> _Excerpted text_
------------------------

The observations on 5 August were performed using dual twin-dipole feeds operating at 136 MHz and 410 MHz (each band had a single polarisation). At these frequencies the beamwidths were 118.5 and 39.3 minutes-of-arc respectively. These are larger than the diameter of the Moon. Previously, in his Jodrell Bank observations, Cyril Hazard would track the centre of the Moon in order to maintain a constant noise level (by avoiding having the Moon drift through the antenna beam). However, the Parkes telescope could not track the Moon, only the fixed celestial source. Consequently, the telescope tracked the source, 3C 273, for all the observations. At these relatively low frequencies, the Moon and sky temperature are approximately equal, so the slow drift of the Moon through the antenna beam wasn't a big problem.
The immersion began at 5:46 PM (AEST) when the source was at an elevation of about 43.5o. About 27 seconds later a small "bump" appeared on the diffraction pattern, which indicated that the source had structure. Hazard knew from previous observations with the Nancay interferometer in France, that 3C 273 had a complex structure (it was a double source), so the observation of the "bump" didn't surprise him. At 7:05 PM (AEST) the emersion began with the source just above the telescope's 30o elevation horizon. All the effort expended to tip the dish lower proved to be unnecessary after all. For the emersion, there was no "bump" in the diffraction pattern. Hazard concluded that the position angle of the double source (the line joining the two components) was almost aligned with the edge of the Moon at emersion but was angled slightly at the immersion. Hazard was able to determine the position angle of the two components. The observations were a triumph. They allowed Hazard to calculate very accurate preliminary positions for the two components, A and B.

------------------------

> _Tasks to carry out_
(a) Retype the passage on the 3C 273 occultation, starting with "The observations on" and going on through "a big problem.".
(b) Based on the passage on the 3C 273 occultation, mark each statement yes or no and quote the words that decide it: (i) the Parkes telescope tracked the centre of the Moon during the observations; (ii) both beamwidths were larger than the Moon's diameter; (iii) the emersion began at 5:46 PM (AEST).
The material is not needed for this work.

> _Data shown_
------------------------

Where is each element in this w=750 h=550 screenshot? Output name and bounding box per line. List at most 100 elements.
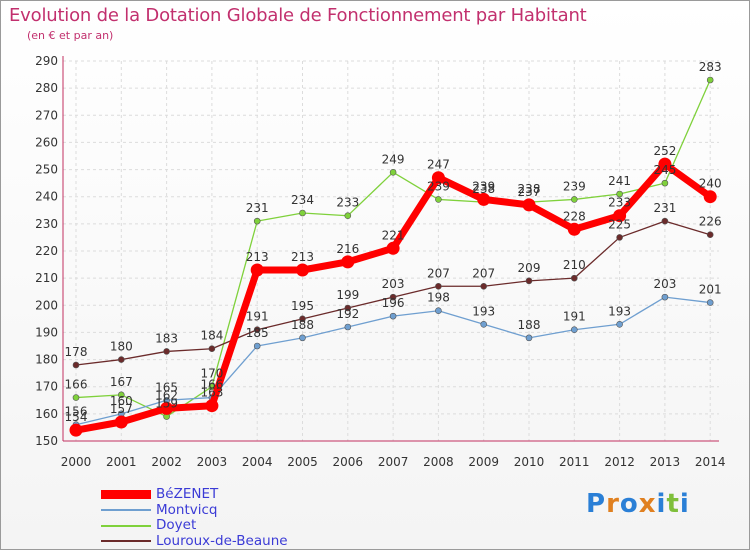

------------------------

> _Results_
(a)
The observations on 5 August were performed using dual twin-dipole feeds operating at 136 MHz and 410 MHz (each band had a single polarisation). At these frequencies the beamwidths were 118.5 and 39.3 minutes-of-arc respectively. These are larger than the diameter of the Moon. Previously, in his Jodrell Bank observations, Cyril Hazard would track the centre of the Moon in order to maintain a constant noise level (by avoiding having the Moon drift through the antenna beam). However, the Parkes telescope could not track the Moon, only the fixed celestial source. Consequently, the telescope tracked the source, 3C 273, for all the observations. At these relatively low frequencies, the Moon and sky temperature are approximately equal, so the slow drift of the Moon through the antenna beam wasn't a big problem.

(b)
(i) No: "the telescope tracked the source, 3C 273, for all the observations."
(ii) Yes: "These are larger than the diameter of the Moon."
(iii) No: "At 7:05 PM (AEST) the emersion began"